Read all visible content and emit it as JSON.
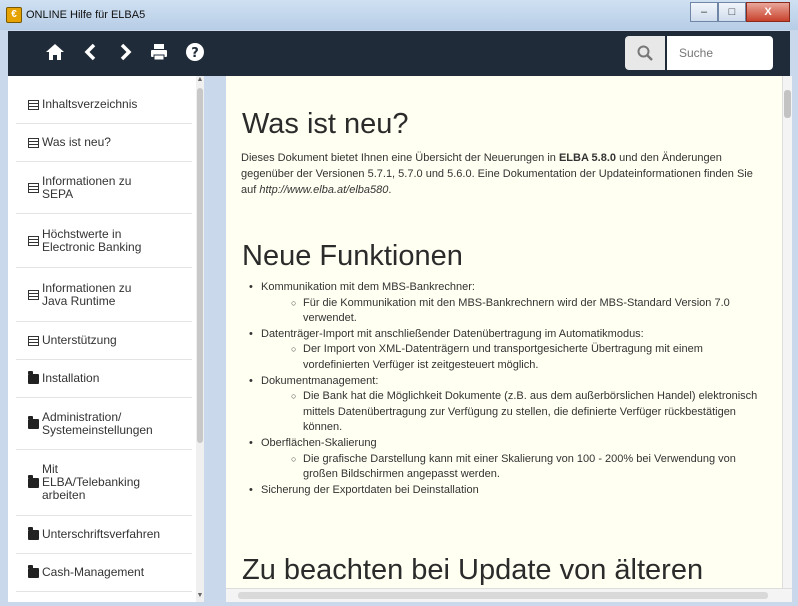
{
  "window": {
    "title": "ONLINE Hilfe für ELBA5",
    "minimize": "–",
    "maximize": "□",
    "close": "X"
  },
  "toolbar": {
    "icons": [
      "home-icon",
      "back-icon",
      "forward-icon",
      "print-icon",
      "help-icon"
    ],
    "search_placeholder": "Suche"
  },
  "sidebar": {
    "items": [
      {
        "label": "Inhaltsverzeichnis",
        "icon": "page-icon"
      },
      {
        "label": "Was ist neu?",
        "icon": "page-icon"
      },
      {
        "label": "Informationen zu SEPA",
        "icon": "page-icon"
      },
      {
        "label": "Höchstwerte in Electronic Banking",
        "icon": "page-icon"
      },
      {
        "label": "Informationen zu Java Runtime",
        "icon": "page-icon"
      },
      {
        "label": "Unterstützung",
        "icon": "page-icon"
      },
      {
        "label": "Installation",
        "icon": "folder-icon"
      },
      {
        "label": "Administration/ Systemeinstellungen",
        "icon": "folder-icon"
      },
      {
        "label": "Mit ELBA/Telebanking arbeiten",
        "icon": "folder-icon"
      },
      {
        "label": "Unterschriftsverfahren",
        "icon": "folder-icon"
      },
      {
        "label": "Cash-Management",
        "icon": "folder-icon"
      }
    ]
  },
  "content": {
    "heading1": "Was ist neu?",
    "intro": {
      "before": "Dieses Dokument bietet Ihnen eine Übersicht der Neuerungen in ",
      "bold": "ELBA 5.8.0",
      "middle": " und den Änderungen gegenüber der Versionen 5.7.1, 5.7.0 und 5.6.0. Eine Dokumentation der Updateinformationen finden Sie auf ",
      "link": "http://www.elba.at/elba580",
      "after": "."
    },
    "heading2": "Neue Funktionen",
    "features": [
      {
        "text": "Kommunikation mit dem MBS-Bankrechner:",
        "sub": "Für die Kommunikation mit den MBS-Bankrechnern wird der MBS-Standard Version 7.0 verwendet."
      },
      {
        "text": "Datenträger-Import mit anschließender Datenübertragung im Automatikmodus:",
        "sub": "Der Import von XML-Datenträgern und transportgesicherte Übertragung mit einem vordefinierten Verfüger ist zeitgesteuert möglich."
      },
      {
        "text": "Dokumentmanagement:",
        "sub": "Die Bank hat die Möglichkeit Dokumente (z.B. aus dem außerbörslichen Handel) elektronisch mittels Datenübertragung zur Verfügung zu stellen, die definierte Verfüger rückbestätigen können."
      },
      {
        "text": "Oberflächen-Skalierung",
        "sub": "Die grafische Darstellung kann mit einer Skalierung von 100 - 200%  bei Verwendung von großen Bildschirmen angepasst werden."
      },
      {
        "text": "Sicherung der Exportdaten bei Deinstallation",
        "sub": null
      }
    ],
    "heading3": "Zu beachten bei Update von älteren"
  }
}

▬▬▬▬▬▬

Strip out the images, then output the records above word for word.

Read all visible content and emit it as JSON.
{
  "window": {
    "title": "ONLINE Hilfe für ELBA5",
    "minimize": "–",
    "maximize": "□",
    "close": "X"
  },
  "toolbar": {
    "icons": [
      "home-icon",
      "back-icon",
      "forward-icon",
      "print-icon",
      "help-icon"
    ],
    "search_placeholder": "Suche"
  },
  "sidebar": {
    "items": [
      {
        "label": "Inhaltsverzeichnis",
        "icon": "page-icon"
      },
      {
        "label": "Was ist neu?",
        "icon": "page-icon"
      },
      {
        "label": "Informationen zu SEPA",
        "icon": "page-icon"
      },
      {
        "label": "Höchstwerte in Electronic Banking",
        "icon": "page-icon"
      },
      {
        "label": "Informationen zu Java Runtime",
        "icon": "page-icon"
      },
      {
        "label": "Unterstützung",
        "icon": "page-icon"
      },
      {
        "label": "Installation",
        "icon": "folder-icon"
      },
      {
        "label": "Administration/ Systemeinstellungen",
        "icon": "folder-icon"
      },
      {
        "label": "Mit ELBA/Telebanking arbeiten",
        "icon": "folder-icon"
      },
      {
        "label": "Unterschriftsverfahren",
        "icon": "folder-icon"
      },
      {
        "label": "Cash-Management",
        "icon": "folder-icon"
      }
    ]
  },
  "content": {
    "heading1": "Was ist neu?",
    "intro": {
      "before": "Dieses Dokument bietet Ihnen eine Übersicht der Neuerungen in ",
      "bold": "ELBA 5.8.0",
      "middle": " und den Änderungen gegenüber der Versionen 5.7.1, 5.7.0 und 5.6.0. Eine Dokumentation der Updateinformationen finden Sie auf ",
      "link": "http://www.elba.at/elba580",
      "after": "."
    },
    "heading2": "Neue Funktionen",
    "features": [
      {
        "text": "Kommunikation mit dem MBS-Bankrechner:",
        "sub": "Für die Kommunikation mit den MBS-Bankrechnern wird der MBS-Standard Version 7.0 verwendet."
      },
      {
        "text": "Datenträger-Import mit anschließender Datenübertragung im Automatikmodus:",
        "sub": "Der Import von XML-Datenträgern und transportgesicherte Übertragung mit einem vordefinierten Verfüger ist zeitgesteuert möglich."
      },
      {
        "text": "Dokumentmanagement:",
        "sub": "Die Bank hat die Möglichkeit Dokumente (z.B. aus dem außerbörslichen Handel) elektronisch mittels Datenübertragung zur Verfügung zu stellen, die definierte Verfüger rückbestätigen können."
      },
      {
        "text": "Oberflächen-Skalierung",
        "sub": "Die grafische Darstellung kann mit einer Skalierung von 100 - 200%  bei Verwendung von großen Bildschirmen angepasst werden."
      },
      {
        "text": "Sicherung der Exportdaten bei Deinstallation",
        "sub": null
      }
    ],
    "heading3": "Zu beachten bei Update von älteren"
  }
}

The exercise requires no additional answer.